-- Start of Stored rows --

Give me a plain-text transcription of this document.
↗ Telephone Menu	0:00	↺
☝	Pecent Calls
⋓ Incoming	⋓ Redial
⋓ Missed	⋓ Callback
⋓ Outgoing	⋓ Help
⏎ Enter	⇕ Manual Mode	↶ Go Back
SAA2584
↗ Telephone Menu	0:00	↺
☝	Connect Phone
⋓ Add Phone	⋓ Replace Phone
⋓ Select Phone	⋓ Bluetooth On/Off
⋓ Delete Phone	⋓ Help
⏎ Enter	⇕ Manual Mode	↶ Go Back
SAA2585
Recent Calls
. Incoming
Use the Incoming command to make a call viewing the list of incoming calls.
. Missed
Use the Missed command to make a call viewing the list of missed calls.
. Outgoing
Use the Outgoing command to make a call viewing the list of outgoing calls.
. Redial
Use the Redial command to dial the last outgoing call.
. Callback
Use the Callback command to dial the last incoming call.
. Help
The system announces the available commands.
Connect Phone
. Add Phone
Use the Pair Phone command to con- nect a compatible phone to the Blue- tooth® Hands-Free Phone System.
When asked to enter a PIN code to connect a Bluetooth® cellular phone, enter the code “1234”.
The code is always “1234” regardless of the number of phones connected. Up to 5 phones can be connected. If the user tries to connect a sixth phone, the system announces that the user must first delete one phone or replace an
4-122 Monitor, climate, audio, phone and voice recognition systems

-- End of Stored rows --

» **Description of the task**
Please set down each line of the records exactly as given.

» **Solution to the exercise**
Give me a plain-text transcription of this document.
↗ Telephone Menu	0:00	↺
☝	Pecent Calls
⋓ Incoming	⋓ Redial
⋓ Missed	⋓ Callback
⋓ Outgoing	⋓ Help
⏎ Enter	⇕ Manual Mode	↶ Go Back
SAA2584
↗ Telephone Menu	0:00	↺
☝	Connect Phone
⋓ Add Phone	⋓ Replace Phone
⋓ Select Phone	⋓ Bluetooth On/Off
⋓ Delete Phone	⋓ Help
⏎ Enter	⇕ Manual Mode	↶ Go Back
SAA2585
Recent Calls
. Incoming
Use the Incoming command to make a call viewing the list of incoming calls.
. Missed
Use the Missed command to make a call viewing the list of missed calls.
. Outgoing
Use the Outgoing command to make a call viewing the list of outgoing calls.
. Redial
Use the Redial command to dial the last outgoing call.
. Callback
Use the Callback command to dial the last incoming call.
. Help
The system announces the available commands.
Connect Phone
. Add Phone
Use the Pair Phone command to con- nect a compatible phone to the Blue- tooth® Hands-Free Phone System.
When asked to enter a PIN code to connect a Bluetooth® cellular phone, enter the code “1234”.
The code is always “1234” regardless of the number of phones connected. Up to 5 phones can be connected. If the user tries to connect a sixth phone, the system announces that the user must first delete one phone or replace an
4-122 Monitor, climate, audio, phone and voice recognition systems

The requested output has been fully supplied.